## Problem details
Show all lines from the listing below that contain "النساء".

## The records
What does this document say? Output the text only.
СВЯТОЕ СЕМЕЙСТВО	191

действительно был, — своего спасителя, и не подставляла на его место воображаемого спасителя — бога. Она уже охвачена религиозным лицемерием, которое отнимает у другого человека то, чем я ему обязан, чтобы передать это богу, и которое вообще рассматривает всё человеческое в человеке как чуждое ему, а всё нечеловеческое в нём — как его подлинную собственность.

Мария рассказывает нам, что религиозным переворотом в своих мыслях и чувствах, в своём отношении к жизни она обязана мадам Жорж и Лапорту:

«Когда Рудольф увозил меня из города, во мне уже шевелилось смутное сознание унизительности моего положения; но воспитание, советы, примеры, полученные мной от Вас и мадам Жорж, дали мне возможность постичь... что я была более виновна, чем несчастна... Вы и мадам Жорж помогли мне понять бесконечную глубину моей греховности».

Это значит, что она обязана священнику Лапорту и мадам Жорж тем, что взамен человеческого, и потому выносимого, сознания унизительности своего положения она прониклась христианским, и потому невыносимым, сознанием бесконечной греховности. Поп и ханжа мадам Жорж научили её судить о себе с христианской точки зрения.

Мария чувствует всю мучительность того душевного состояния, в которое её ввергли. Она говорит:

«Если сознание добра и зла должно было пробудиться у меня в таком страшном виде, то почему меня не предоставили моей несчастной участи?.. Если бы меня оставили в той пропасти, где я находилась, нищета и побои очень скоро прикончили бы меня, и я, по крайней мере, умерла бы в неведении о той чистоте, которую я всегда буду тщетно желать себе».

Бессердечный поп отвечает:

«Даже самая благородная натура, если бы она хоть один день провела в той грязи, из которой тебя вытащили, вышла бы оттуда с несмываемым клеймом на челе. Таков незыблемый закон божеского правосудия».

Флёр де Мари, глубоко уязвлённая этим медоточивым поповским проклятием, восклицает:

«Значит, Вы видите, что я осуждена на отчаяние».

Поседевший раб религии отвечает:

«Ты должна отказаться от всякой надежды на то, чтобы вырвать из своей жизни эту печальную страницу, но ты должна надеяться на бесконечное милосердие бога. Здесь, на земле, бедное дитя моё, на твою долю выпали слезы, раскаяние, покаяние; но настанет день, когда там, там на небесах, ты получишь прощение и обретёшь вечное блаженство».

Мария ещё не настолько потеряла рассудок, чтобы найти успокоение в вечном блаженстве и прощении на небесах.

--

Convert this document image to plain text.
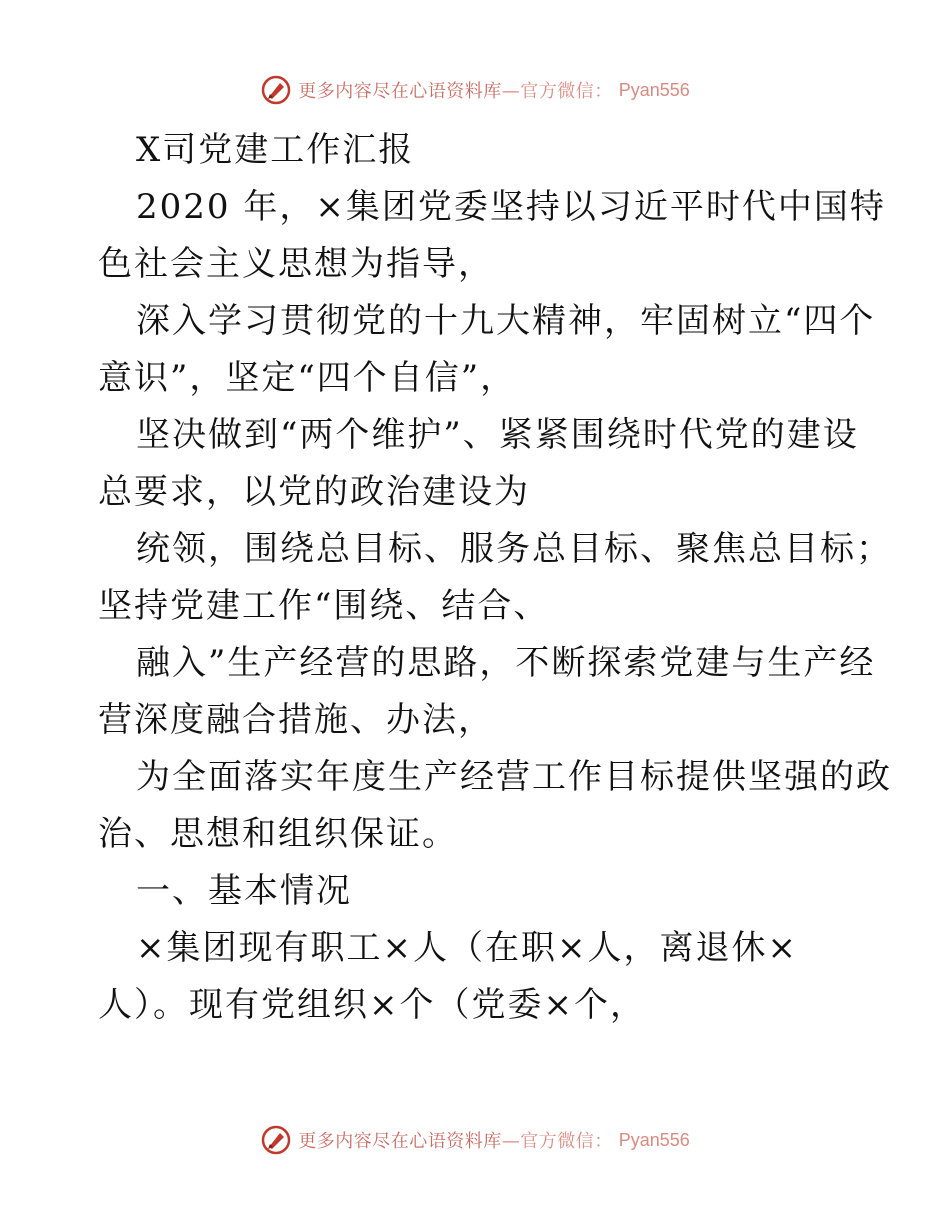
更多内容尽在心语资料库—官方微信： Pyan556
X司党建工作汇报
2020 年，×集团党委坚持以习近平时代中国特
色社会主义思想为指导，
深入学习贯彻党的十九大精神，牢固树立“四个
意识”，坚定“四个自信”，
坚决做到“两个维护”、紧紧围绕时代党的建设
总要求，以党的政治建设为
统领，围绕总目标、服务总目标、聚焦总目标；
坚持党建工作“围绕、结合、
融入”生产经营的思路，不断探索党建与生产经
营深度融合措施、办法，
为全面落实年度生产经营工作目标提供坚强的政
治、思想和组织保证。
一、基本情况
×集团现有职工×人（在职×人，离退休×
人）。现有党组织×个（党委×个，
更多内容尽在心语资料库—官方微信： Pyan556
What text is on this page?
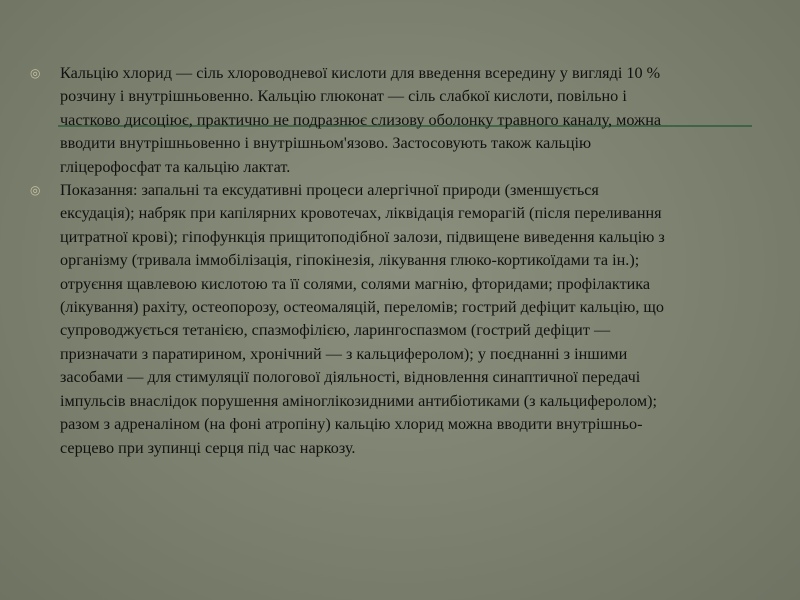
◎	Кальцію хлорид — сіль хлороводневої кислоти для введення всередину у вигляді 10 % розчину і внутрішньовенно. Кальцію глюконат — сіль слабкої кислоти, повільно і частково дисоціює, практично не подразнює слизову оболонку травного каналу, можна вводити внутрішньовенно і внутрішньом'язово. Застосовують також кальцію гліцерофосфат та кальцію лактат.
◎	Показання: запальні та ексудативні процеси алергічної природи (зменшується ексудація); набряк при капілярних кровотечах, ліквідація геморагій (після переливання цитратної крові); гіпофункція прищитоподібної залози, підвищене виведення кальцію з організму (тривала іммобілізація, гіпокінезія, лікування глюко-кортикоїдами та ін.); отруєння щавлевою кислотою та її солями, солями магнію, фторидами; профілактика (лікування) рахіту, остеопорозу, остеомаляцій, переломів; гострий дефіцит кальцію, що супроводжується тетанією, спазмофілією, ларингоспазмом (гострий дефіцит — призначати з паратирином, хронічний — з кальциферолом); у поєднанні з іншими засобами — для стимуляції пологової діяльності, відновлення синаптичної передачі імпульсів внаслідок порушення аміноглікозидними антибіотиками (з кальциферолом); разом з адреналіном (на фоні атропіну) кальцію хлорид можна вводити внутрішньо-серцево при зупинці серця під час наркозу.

==

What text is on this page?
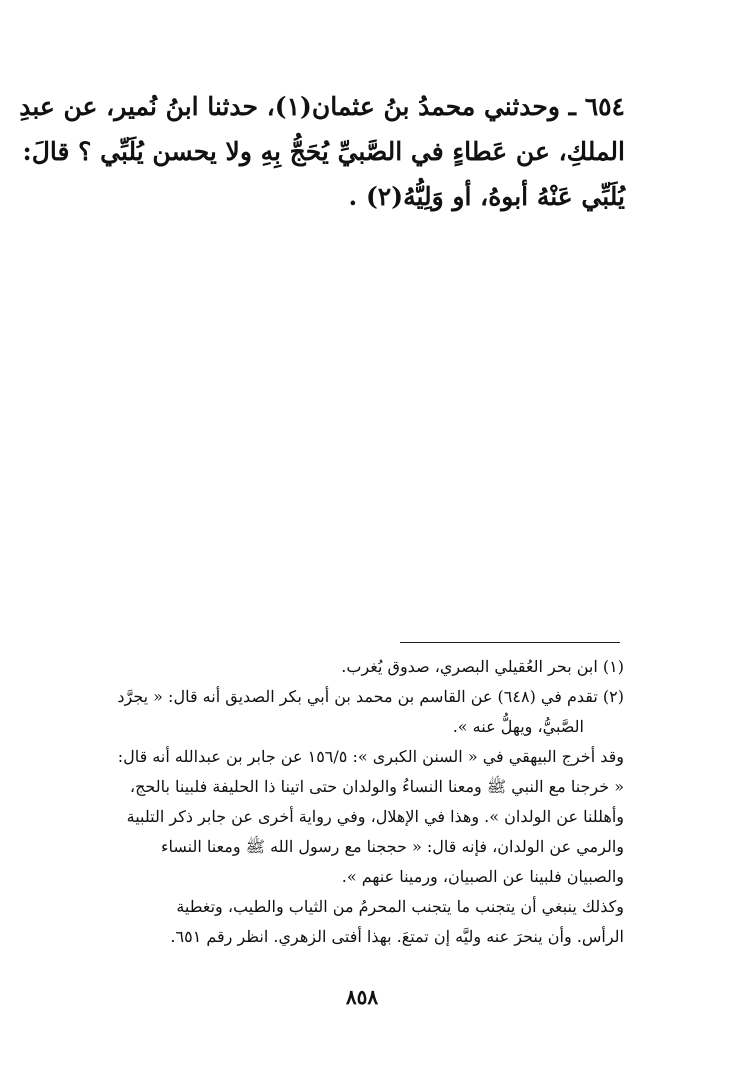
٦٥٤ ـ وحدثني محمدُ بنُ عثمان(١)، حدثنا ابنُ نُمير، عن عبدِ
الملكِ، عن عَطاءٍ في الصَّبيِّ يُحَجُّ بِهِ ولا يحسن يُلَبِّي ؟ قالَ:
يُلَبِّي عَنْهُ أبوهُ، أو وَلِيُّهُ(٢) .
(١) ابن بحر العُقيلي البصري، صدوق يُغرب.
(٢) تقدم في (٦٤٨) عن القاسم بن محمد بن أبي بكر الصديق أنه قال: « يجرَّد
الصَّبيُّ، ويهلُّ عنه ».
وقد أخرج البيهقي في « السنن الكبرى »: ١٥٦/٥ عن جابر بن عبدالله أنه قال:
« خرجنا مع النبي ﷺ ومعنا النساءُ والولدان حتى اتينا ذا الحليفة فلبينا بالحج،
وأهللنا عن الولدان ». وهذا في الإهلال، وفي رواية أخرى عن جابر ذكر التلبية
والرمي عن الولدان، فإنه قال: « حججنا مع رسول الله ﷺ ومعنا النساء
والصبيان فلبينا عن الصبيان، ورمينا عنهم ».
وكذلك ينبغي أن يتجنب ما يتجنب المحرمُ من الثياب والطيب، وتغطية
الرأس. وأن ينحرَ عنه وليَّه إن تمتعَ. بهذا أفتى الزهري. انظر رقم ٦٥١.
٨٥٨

## Correct response
« خرجنا مع النبي ﷺ ومعنا النساءُ والولدان حتى اتينا ذا الحليفة فلبينا بالحج،
والرمي عن الولدان، فإنه قال: « حججنا مع رسول الله ﷺ ومعنا النساء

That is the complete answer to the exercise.